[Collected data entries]
::::::::

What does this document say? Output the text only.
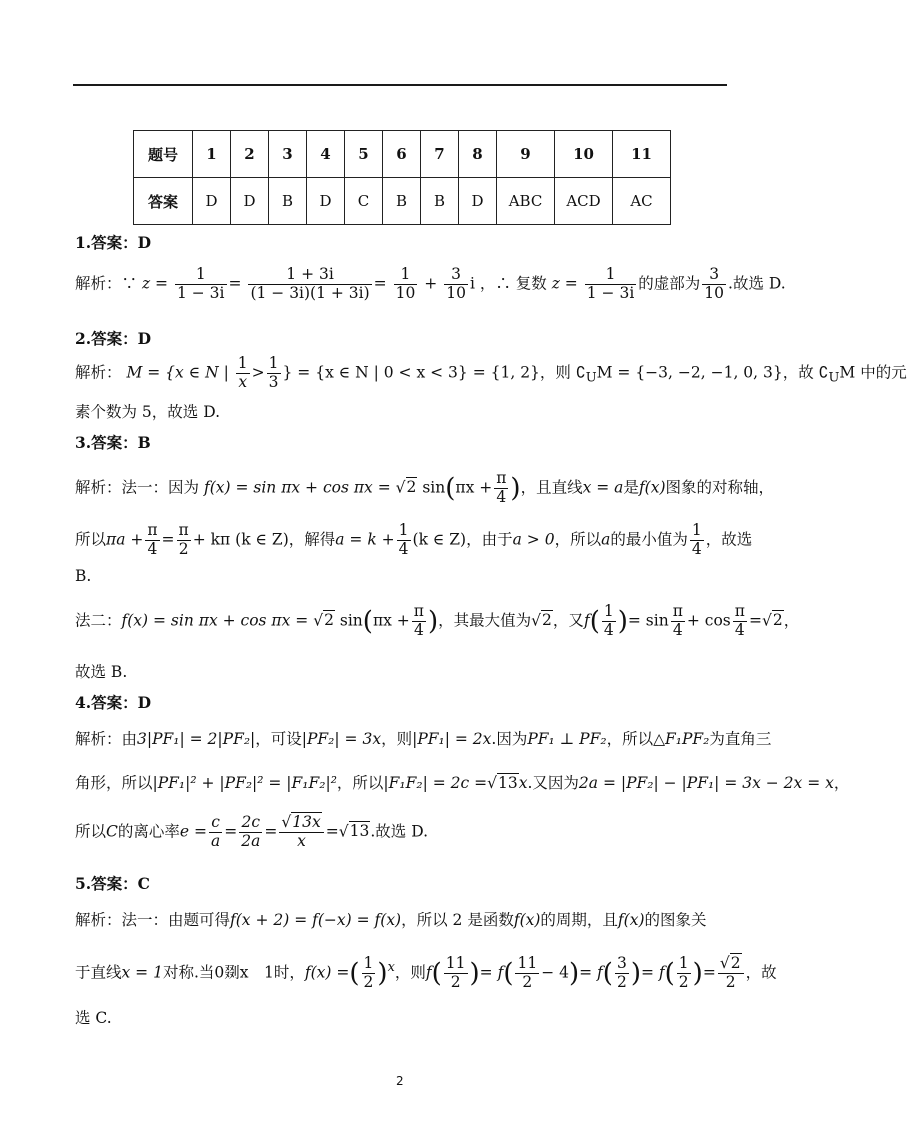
题号	1	2	3	4	5	6	7	8	9	10	11
答案	D	D	B	D	C	B	B	D	ABC	ACD	AC
1.答案：D
解析：∵ $z = \frac{1}{1 - 3i} = \frac{1 + 3i}{(1 - 3i)(1 + 3i)} = \frac{1}{10} + \frac{3}{10}$ i ，∴ 复数 $z = \frac{1}{1 - 3i}$ 的虚部为 $\frac{3}{10}$ .故选 D.
2.答案：D
解析： M = {x ∈ N | $\frac{1}{x} > \frac{1}{3}$ } = {x ∈ N | 0 < x < 3} = {1, 2}，则 $∁_UM = \{-3$, −2, −1, 0, 3}，故 $∁_UM$ 中的元
素个数为 5，故选 D.
3.答案：B
解析：法一：因为 f(x) = sin πx + cos πx = √2 $\sin(\pi x + \frac{\pi}{4}$ )，且直线x = a是f(x)图象的对称轴，
所以$\pi a + \frac{\pi}{4} = \frac{\pi}{2} + k\pi$ (k ∈ Z)，解得$a = k + \frac{1}{4} (k$ ∈ Z)，由于a > 0，所以a的最小值为 $\frac{1}{4}$ ，故选
B.
法二：f(x) = sin πx + cos πx = √2 $\sin(\pi x + \frac{\pi}{4}$ )，其最大值为√2，又$f( \frac{1}{4}$ )= $\sin \frac{\pi}{4} + \cos \frac{\pi}{4} =√2$，
故选 B.
4.答案：D
解析：由3|PF₁| = 2|PF₂|，可设|PF₂| = 3x，则|PF₁| = 2x.因为PF₁ ⊥ PF₂，所以△F₁PF₂为直角三
角形，所以|PF₁|² + |PF₂|² = |F₁F₂|²，所以|F₁F₂| = 2c =√13x.又因为2a = |PF₂| − |PF₁| = 3x − 2x = x，
所以C的离心率$e = \frac{c}{a} = \frac{2c}{2a} = \frac{√13x}{x} =√13$.故选 D.
5.答案：C
解析：法一：由题可得f(x + 2) = f(−x) = f(x)，所以 2 是函数f(x)的周期，且f(x)的图象关
于直线x = 1对称.当0剟x　1时，f(x) =( $\frac{1}{2} )^x$，则$f( \frac{11}{2}$ )= $f( \frac{11}{2} - 4)= f( \frac{3}{2}$ )= $f( \frac{1}{2}$ )= $\frac{√2}{2}$ ，故
选 C.
2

::::::::

What you will do:
Print the full listing exactly, dropping the pictures.

Exercise result:
What does this document say? Output the text only.
题号	1	2	3	4	5	6	7	8	9	10	11
答案	D	D	B	D	C	B	B	D	ABC	ACD	AC
1.答案：D
解析：∵ $z = \frac{1}{1 - 3i} = \frac{1 + 3i}{(1 - 3i)(1 + 3i)} = \frac{1}{10} + \frac{3}{10}$ i ，∴ 复数 $z = \frac{1}{1 - 3i}$ 的虚部为 $\frac{3}{10}$ .故选 D.
2.答案：D
解析： M = {x ∈ N | $\frac{1}{x} > \frac{1}{3}$ } = {x ∈ N | 0 < x < 3} = {1, 2}，则 $∁_UM = \{-3$, −2, −1, 0, 3}，故 $∁_UM$ 中的元
素个数为 5，故选 D.
3.答案：B
解析：法一：因为 f(x) = sin πx + cos πx = √2 $\sin(\pi x + \frac{\pi}{4}$ )，且直线x = a是f(x)图象的对称轴，
所以$\pi a + \frac{\pi}{4} = \frac{\pi}{2} + k\pi$ (k ∈ Z)，解得$a = k + \frac{1}{4} (k$ ∈ Z)，由于a > 0，所以a的最小值为 $\frac{1}{4}$ ，故选
B.
法二：f(x) = sin πx + cos πx = √2 $\sin(\pi x + \frac{\pi}{4}$ )，其最大值为√2，又$f( \frac{1}{4}$ )= $\sin \frac{\pi}{4} + \cos \frac{\pi}{4} =√2$，
故选 B.
4.答案：D
解析：由3|PF₁| = 2|PF₂|，可设|PF₂| = 3x，则|PF₁| = 2x.因为PF₁ ⊥ PF₂，所以△F₁PF₂为直角三
角形，所以|PF₁|² + |PF₂|² = |F₁F₂|²，所以|F₁F₂| = 2c =√13x.又因为2a = |PF₂| − |PF₁| = 3x − 2x = x，
所以C的离心率$e = \frac{c}{a} = \frac{2c}{2a} = \frac{√13x}{x} =√13$.故选 D.
5.答案：C
解析：法一：由题可得f(x + 2) = f(−x) = f(x)，所以 2 是函数f(x)的周期，且f(x)的图象关
于直线x = 1对称.当0剟x　1时，f(x) =( $\frac{1}{2} )^x$，则$f( \frac{11}{2}$ )= $f( \frac{11}{2} - 4)= f( \frac{3}{2}$ )= $f( \frac{1}{2}$ )= $\frac{√2}{2}$ ，故
选 C.
2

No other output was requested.